• **Action item**: Where a line of the data below has the string "inträdesexamen", copy that line.

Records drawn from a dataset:

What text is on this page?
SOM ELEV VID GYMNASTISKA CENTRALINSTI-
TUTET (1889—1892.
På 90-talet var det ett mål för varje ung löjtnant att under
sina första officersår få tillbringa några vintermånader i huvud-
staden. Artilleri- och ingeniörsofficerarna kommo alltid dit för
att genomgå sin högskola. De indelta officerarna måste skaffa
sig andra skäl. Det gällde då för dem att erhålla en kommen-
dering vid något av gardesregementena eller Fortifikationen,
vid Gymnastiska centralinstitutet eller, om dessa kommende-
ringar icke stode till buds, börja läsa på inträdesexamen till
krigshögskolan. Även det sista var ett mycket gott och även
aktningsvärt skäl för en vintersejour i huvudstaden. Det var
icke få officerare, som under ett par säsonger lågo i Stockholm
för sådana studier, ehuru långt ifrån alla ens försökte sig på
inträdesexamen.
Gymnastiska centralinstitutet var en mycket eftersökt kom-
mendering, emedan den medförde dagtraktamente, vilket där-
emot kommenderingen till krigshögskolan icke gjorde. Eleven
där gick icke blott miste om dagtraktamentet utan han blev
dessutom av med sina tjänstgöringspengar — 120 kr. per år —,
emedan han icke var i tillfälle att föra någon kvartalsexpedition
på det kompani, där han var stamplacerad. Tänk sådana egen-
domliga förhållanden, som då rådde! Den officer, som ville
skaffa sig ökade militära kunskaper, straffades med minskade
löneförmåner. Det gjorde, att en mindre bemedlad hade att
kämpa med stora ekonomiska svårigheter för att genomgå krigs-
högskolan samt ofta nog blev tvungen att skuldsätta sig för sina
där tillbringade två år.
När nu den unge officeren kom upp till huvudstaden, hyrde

• **Response for this exercise**:
ringar icke stode till buds, börja läsa på inträdesexamen till
inträdesexamen.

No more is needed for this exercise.